### WHAT IS REQUIRED
Transcribe the entries that follow exactly as they appear, minus pictures.

### DATASET EXCERPTS
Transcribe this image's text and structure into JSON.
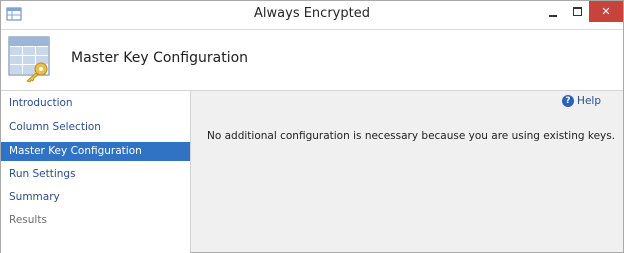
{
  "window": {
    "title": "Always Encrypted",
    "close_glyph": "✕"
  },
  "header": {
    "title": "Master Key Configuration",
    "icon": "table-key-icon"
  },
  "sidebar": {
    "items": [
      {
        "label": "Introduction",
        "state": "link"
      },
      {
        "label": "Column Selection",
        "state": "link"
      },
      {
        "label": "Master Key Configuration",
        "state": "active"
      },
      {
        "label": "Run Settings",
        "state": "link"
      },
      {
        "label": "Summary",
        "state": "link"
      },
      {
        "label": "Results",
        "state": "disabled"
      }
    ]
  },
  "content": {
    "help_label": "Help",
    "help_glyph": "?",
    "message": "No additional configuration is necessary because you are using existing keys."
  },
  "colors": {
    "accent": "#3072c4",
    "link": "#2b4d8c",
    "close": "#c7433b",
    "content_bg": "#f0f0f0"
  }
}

### WORKED SOLUTION
Transcribe this image's text and structure into JSON.
{
  "window": {
    "title": "Always Encrypted",
    "close_glyph": "✕"
  },
  "header": {
    "title": "Master Key Configuration",
    "icon": "table-key-icon"
  },
  "sidebar": {
    "items": [
      {
        "label": "Introduction",
        "state": "link"
      },
      {
        "label": "Column Selection",
        "state": "link"
      },
      {
        "label": "Master Key Configuration",
        "state": "active"
      },
      {
        "label": "Run Settings",
        "state": "link"
      },
      {
        "label": "Summary",
        "state": "link"
      },
      {
        "label": "Results",
        "state": "disabled"
      }
    ]
  },
  "content": {
    "help_label": "Help",
    "help_glyph": "?",
    "message": "No additional configuration is necessary because you are using existing keys."
  },
  "colors": {
    "accent": "#3072c4",
    "link": "#2b4d8c",
    "close": "#c7433b",
    "content_bg": "#f0f0f0"
  }
}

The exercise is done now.